::: INFORMATION SHOWN :::

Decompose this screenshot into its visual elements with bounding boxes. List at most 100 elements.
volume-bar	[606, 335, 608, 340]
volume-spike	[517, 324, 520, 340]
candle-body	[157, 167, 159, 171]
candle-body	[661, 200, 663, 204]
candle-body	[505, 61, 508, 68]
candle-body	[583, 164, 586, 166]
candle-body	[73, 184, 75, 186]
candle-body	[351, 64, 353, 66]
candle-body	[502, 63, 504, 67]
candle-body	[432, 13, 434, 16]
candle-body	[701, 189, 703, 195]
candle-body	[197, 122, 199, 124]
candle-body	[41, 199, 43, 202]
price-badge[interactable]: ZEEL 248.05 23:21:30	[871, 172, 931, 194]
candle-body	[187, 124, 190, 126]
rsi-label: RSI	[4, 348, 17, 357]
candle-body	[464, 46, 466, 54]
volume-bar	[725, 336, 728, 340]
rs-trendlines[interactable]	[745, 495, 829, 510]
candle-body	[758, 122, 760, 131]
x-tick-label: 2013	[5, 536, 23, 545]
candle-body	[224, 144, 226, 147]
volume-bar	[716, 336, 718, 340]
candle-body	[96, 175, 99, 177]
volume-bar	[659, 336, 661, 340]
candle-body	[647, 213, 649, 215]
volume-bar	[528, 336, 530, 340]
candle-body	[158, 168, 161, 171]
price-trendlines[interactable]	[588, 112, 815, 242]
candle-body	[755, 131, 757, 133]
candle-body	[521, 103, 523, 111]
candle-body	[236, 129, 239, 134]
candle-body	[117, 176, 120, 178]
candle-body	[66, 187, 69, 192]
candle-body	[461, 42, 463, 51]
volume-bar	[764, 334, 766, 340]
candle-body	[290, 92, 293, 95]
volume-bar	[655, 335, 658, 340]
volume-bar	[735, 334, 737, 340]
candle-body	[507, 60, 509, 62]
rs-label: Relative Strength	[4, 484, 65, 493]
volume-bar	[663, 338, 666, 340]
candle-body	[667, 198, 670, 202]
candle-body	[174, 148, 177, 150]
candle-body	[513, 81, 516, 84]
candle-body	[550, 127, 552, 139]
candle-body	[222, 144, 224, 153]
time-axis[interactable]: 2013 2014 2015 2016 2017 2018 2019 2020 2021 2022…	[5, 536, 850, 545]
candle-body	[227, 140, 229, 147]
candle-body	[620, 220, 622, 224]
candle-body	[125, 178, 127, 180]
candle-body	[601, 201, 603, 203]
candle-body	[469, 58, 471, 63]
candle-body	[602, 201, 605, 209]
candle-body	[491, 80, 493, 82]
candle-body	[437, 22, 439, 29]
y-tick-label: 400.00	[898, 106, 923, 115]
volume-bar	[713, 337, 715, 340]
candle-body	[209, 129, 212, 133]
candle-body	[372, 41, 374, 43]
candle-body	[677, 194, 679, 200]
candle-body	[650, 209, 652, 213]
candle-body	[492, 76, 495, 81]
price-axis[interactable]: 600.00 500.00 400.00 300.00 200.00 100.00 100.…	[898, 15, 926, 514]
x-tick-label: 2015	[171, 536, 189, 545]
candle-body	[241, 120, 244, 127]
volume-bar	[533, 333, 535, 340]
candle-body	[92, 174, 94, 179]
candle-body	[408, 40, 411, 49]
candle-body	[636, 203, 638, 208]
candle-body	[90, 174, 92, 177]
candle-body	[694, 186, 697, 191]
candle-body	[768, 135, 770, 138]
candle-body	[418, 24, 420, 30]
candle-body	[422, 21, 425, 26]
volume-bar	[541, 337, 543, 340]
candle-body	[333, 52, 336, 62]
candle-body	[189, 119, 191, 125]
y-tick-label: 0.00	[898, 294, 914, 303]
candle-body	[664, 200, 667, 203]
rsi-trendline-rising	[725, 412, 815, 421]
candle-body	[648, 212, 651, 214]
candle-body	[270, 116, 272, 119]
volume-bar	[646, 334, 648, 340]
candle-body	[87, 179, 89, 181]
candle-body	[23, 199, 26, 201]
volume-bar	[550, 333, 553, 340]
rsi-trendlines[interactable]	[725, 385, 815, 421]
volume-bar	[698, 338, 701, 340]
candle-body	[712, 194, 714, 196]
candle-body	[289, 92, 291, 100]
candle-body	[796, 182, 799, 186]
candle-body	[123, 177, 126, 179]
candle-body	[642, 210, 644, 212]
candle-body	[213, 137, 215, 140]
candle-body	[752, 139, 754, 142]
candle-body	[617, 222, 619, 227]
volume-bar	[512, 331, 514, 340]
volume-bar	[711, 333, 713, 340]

:::
::: INFORMATION SHOWN :::

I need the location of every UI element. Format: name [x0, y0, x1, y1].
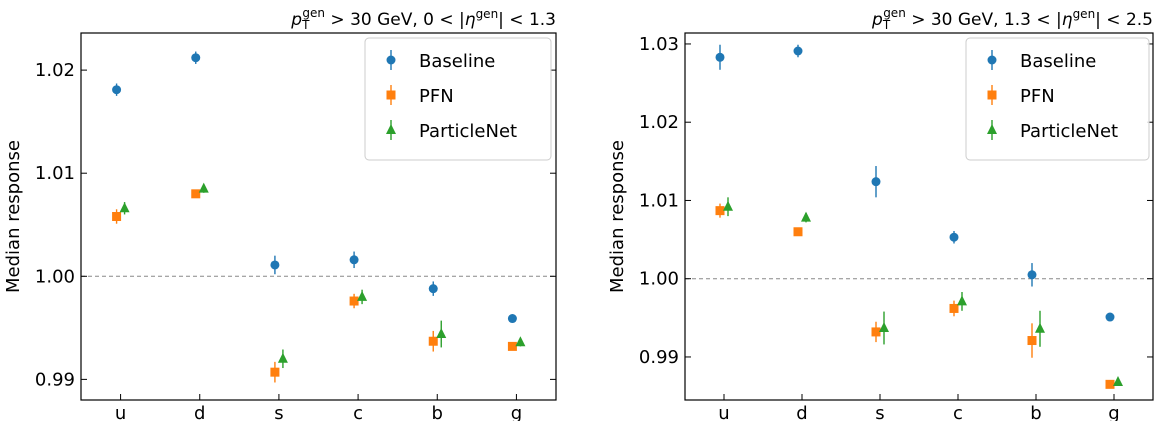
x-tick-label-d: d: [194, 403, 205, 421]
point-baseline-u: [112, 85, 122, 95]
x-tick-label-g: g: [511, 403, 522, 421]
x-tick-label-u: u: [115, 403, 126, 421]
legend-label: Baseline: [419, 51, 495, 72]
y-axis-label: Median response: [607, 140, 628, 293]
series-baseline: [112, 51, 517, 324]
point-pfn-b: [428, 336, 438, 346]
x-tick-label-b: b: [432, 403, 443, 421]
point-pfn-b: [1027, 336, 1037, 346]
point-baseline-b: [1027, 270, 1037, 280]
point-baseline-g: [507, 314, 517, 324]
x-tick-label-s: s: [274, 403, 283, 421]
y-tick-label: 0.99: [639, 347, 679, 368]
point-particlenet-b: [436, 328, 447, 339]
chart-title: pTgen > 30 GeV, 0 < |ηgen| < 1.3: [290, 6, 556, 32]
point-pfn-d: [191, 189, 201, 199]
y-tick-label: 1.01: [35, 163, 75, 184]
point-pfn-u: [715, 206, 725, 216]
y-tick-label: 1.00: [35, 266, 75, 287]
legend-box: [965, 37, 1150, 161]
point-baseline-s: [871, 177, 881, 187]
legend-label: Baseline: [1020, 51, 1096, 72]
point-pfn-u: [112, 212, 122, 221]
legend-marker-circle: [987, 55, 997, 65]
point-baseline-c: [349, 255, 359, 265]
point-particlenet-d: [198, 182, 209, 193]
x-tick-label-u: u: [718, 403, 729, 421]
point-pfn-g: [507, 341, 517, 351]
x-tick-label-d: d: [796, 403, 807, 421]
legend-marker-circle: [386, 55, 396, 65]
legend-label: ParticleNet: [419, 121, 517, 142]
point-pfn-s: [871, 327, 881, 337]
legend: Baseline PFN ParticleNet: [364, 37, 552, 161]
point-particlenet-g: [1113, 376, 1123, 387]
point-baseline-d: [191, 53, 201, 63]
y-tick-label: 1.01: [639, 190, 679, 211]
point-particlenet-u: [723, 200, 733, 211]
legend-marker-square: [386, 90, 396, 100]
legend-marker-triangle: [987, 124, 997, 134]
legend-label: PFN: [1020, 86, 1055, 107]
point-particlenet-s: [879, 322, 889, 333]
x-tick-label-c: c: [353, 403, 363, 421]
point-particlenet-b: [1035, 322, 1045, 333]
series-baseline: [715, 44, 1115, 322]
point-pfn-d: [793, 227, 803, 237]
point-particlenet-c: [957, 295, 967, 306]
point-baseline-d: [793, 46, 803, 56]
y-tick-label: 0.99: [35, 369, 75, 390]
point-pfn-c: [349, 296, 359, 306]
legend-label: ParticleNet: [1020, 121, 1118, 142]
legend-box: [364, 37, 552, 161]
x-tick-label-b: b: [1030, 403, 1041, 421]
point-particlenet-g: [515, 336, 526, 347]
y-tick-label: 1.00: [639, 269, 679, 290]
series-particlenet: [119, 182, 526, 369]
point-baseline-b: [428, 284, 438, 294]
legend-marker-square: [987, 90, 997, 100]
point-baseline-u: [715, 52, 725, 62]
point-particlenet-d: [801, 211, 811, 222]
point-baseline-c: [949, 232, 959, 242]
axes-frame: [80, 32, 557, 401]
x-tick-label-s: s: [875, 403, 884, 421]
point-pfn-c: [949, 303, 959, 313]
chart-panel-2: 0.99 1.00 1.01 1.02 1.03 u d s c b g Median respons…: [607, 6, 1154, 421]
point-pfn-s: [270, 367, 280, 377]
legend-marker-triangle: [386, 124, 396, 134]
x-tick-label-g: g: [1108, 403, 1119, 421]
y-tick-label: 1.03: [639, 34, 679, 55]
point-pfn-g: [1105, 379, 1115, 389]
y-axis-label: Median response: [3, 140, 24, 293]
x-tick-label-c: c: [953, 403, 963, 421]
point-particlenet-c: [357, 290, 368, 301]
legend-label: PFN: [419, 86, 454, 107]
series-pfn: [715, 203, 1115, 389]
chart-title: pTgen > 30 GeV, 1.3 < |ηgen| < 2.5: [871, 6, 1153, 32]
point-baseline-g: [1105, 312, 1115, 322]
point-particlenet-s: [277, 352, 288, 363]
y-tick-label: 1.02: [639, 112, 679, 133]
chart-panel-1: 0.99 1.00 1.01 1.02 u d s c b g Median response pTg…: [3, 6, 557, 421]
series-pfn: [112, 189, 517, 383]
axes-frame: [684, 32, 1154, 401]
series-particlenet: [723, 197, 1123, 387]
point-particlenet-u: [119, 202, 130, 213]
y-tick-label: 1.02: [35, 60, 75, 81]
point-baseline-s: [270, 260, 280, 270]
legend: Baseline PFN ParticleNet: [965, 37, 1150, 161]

:::

### PROBLEM TO WORK ON
Reproduce the material unchanged, beginning with the line that contains "Decompose this screenshot" and continuing through the line that contains "63, 504, 67]".

### EXERCISE OUTPUT
Decompose this screenshot into its visual elements with bounding boxes. List at most 100 elements.
volume-bar	[606, 335, 608, 340]
volume-spike	[517, 324, 520, 340]
candle-body	[157, 167, 159, 171]
candle-body	[661, 200, 663, 204]
candle-body	[505, 61, 508, 68]
candle-body	[583, 164, 586, 166]
candle-body	[73, 184, 75, 186]
candle-body	[351, 64, 353, 66]
candle-body	[502, 63, 504, 67]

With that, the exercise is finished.